## WHAT YOU HAVE TO DO
Only the pictures are omitted; repeat all other data exactly.

Stored items:

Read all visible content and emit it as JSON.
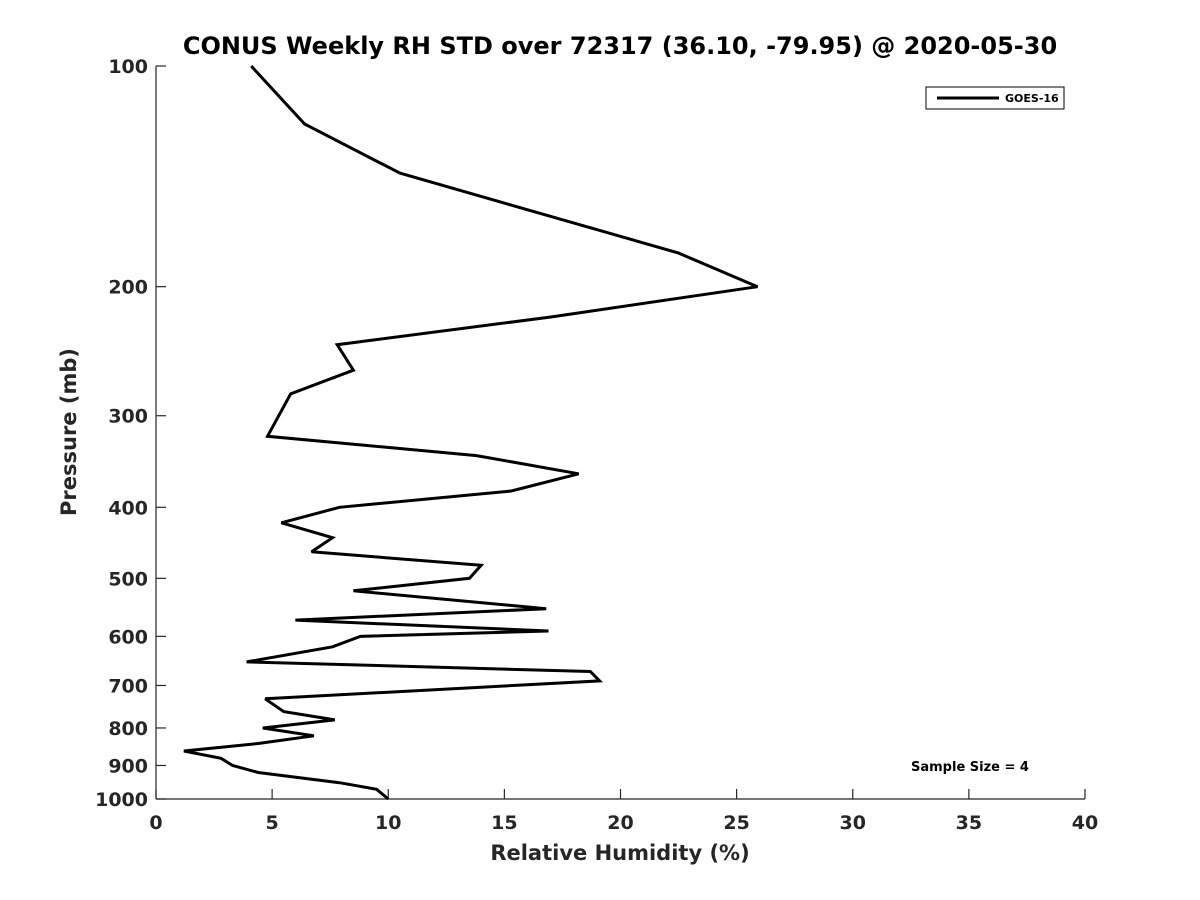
{
  "chart_data": {
    "type": "line",
    "title": "CONUS Weekly RH STD over 72317 (36.10, -79.95) @ 2020-05-30",
    "xlabel": "Relative Humidity (%)",
    "ylabel": "Pressure (mb)",
    "xlim": [
      0,
      40
    ],
    "ylim": [
      1000,
      100
    ],
    "yscale": "log",
    "xticks": [
      0,
      5,
      10,
      15,
      20,
      25,
      30,
      35,
      40
    ],
    "yticks": [
      100,
      200,
      300,
      400,
      500,
      600,
      700,
      800,
      900,
      1000
    ],
    "grid": false,
    "legend_position": "top-right",
    "annotation": "Sample Size = 4",
    "series": [
      {
        "name": "GOES-16",
        "color": "#000000",
        "x": [
          4.1,
          6.4,
          10.5,
          22.5,
          25.9,
          17.0,
          7.8,
          8.5,
          5.8,
          4.8,
          13.8,
          18.2,
          15.3,
          7.9,
          5.4,
          7.6,
          6.7,
          14.0,
          13.5,
          8.5,
          16.8,
          6.0,
          16.9,
          8.8,
          7.6,
          3.9,
          18.7,
          19.1,
          4.7,
          5.5,
          7.7,
          4.6,
          6.8,
          4.4,
          1.2,
          2.8,
          3.3,
          4.4,
          7.9,
          9.5,
          10.0
        ],
        "y": [
          100,
          120,
          140,
          180,
          200,
          220,
          240,
          260,
          280,
          320,
          340,
          360,
          380,
          400,
          420,
          440,
          460,
          480,
          500,
          520,
          550,
          570,
          590,
          600,
          620,
          650,
          670,
          690,
          730,
          760,
          780,
          800,
          820,
          840,
          860,
          880,
          900,
          920,
          950,
          970,
          1000
        ]
      }
    ]
  }
}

## WORKED ANSWER
Read all visible content and emit it as JSON.
{
  "chart_data": {
    "type": "line",
    "title": "CONUS Weekly RH STD over 72317 (36.10, -79.95) @ 2020-05-30",
    "xlabel": "Relative Humidity (%)",
    "ylabel": "Pressure (mb)",
    "xlim": [
      0,
      40
    ],
    "ylim": [
      1000,
      100
    ],
    "yscale": "log",
    "xticks": [
      0,
      5,
      10,
      15,
      20,
      25,
      30,
      35,
      40
    ],
    "yticks": [
      100,
      200,
      300,
      400,
      500,
      600,
      700,
      800,
      900,
      1000
    ],
    "grid": false,
    "legend_position": "top-right",
    "annotation": "Sample Size = 4",
    "series": [
      {
        "name": "GOES-16",
        "color": "#000000",
        "x": [
          4.1,
          6.4,
          10.5,
          22.5,
          25.9,
          17.0,
          7.8,
          8.5,
          5.8,
          4.8,
          13.8,
          18.2,
          15.3,
          7.9,
          5.4,
          7.6,
          6.7,
          14.0,
          13.5,
          8.5,
          16.8,
          6.0,
          16.9,
          8.8,
          7.6,
          3.9,
          18.7,
          19.1,
          4.7,
          5.5,
          7.7,
          4.6,
          6.8,
          4.4,
          1.2,
          2.8,
          3.3,
          4.4,
          7.9,
          9.5,
          10.0
        ],
        "y": [
          100,
          120,
          140,
          180,
          200,
          220,
          240,
          260,
          280,
          320,
          340,
          360,
          380,
          400,
          420,
          440,
          460,
          480,
          500,
          520,
          550,
          570,
          590,
          600,
          620,
          650,
          670,
          690,
          730,
          760,
          780,
          800,
          820,
          840,
          860,
          880,
          900,
          920,
          950,
          970,
          1000
        ]
      }
    ]
  }
}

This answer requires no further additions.